0

I am using this regex:

\b(((\S+)?)(@|mailto\:|(news|(ht|f)tp(s?))\://)\S+)\b

to match this string of text (yes, it includes escaped HTML):

< ahref="http://www.somesite.com/" target="_blank">

But when I run it in Expresso (or any other regex program), all I retrieve is:

ahref="http://www.somesite.com

I need the whole string, including < and target="_blank">

What am I missing in my Regex to make this work?

Rowland Shaw
  • 37,700
  • 14
  • 97
  • 166
Isaiah Nelson
  • 2,450
  • 4
  • 34
  • 53
  • 1
    Don't use regexes to parse HTML code. – m0skit0 Nov 15 '11 at 17:13
  • Your question is incomplete and a candidate for closure. As it stands .* is correct, but I am 100% sure you don't want this. – FailedDev Nov 15 '11 at 17:16
  • 1
    If you want to use regex to parse html (which *is* possible), read this before you do: http://stackoverflow.com/questions/4284176/doubt-in-parsing-data-in-perl-where-am-i-going-wrong/4286326#4286326 – Łukasz Wiatrak Nov 15 '11 at 17:18
  • @Lucasus I am not worried about this being HTML. In .NET this is just a string, and I need the Regex to identify this exact string from a document so I can remove it from a file that I am consuming. But this Regex isn't pulling up the entire string. How do I add in the < and "_blank">? Thats all I am asking. – Isaiah Nelson Nov 15 '11 at 17:23
  • 1
    This is a duplicate of http://stackoverflow.com/questions/8127532/regex-for-including-escaped-html-tags-with-other-regex/8130040#8130040 from yesterday. It had an answer in it, did you check that? –  Nov 15 '11 at 17:59
  • @sln The solution assumed I was using perl. I am only asking for a solution that involves pure Regex. I will handle what I am doing with it in the language of my choice. My question is restructured in this post to be as deliberate as possible: What Regex do I need to include < and target="_blank"> in the Regex I have been using. And FYI, the regex in this post is different than the other one. – Isaiah Nelson Nov 15 '11 at 18:17

2 Answers2

1

Reading your regex, you're looking for something between two word breaks (i.e. white space, or start/end of line, etc); then, anything other than whitespace, followed by anything that looks like a URI up until the next word break, so your pattern is explicitly looking for something that does not contain the spaces that you say you're after.

Rowland Shaw
  • 37,700
  • 14
  • 97
  • 166
1

"What am I missing in my Regex to make this work?"
&lt;[\s\S]*?\b(((\S+)?)(@|mailto\:|(news|(ht|f)tp(s?))\://)\S+)\b[\s\S]*?&gt;

DATASET CONTENT:
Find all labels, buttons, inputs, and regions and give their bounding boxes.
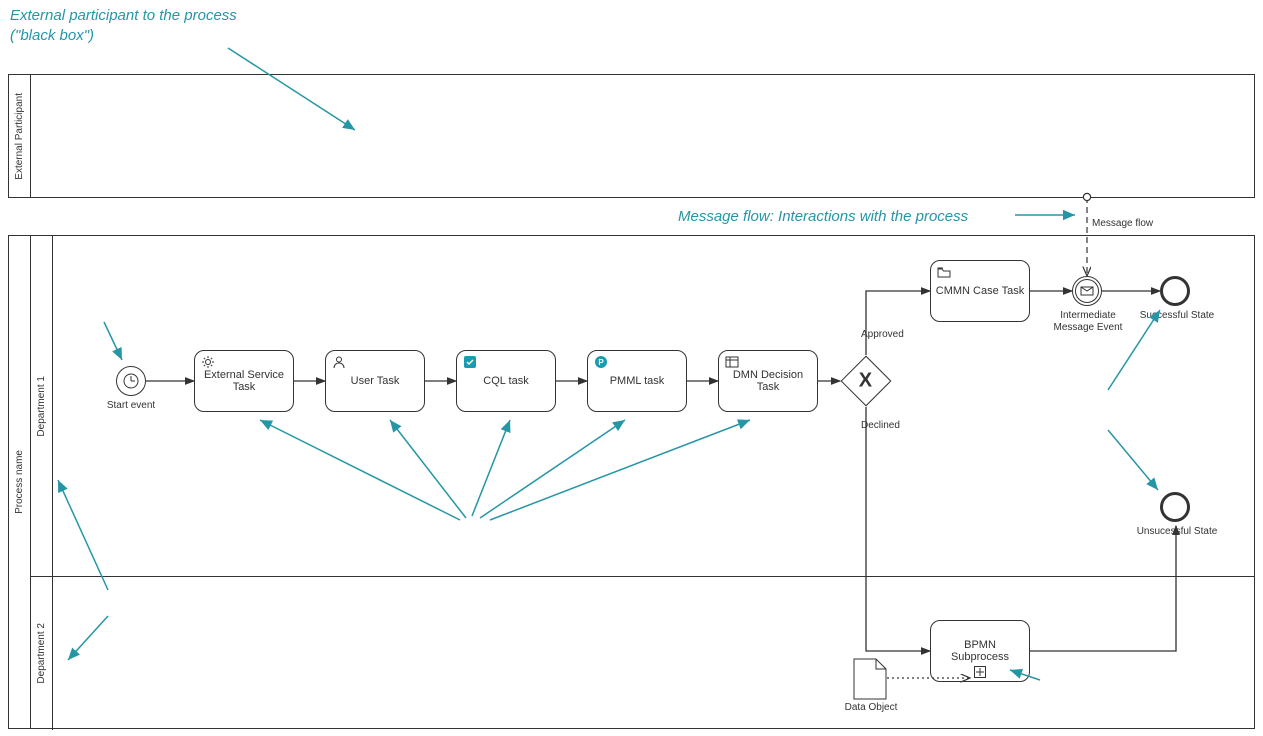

TASK PROMPT:
Can you pull out, word for word, the stretch from "Reading your regex, you're" through "say you're after." in the regex forum thread?

EXERCISE OUTPUT:
Reading your regex, you're looking for something between two word breaks (i.e. white space, or start/end of line, etc); then, anything other than whitespace, followed by anything that looks like a URI up until the next word break, so your pattern is explicitly looking for something that does not contain the spaces that you say you're after.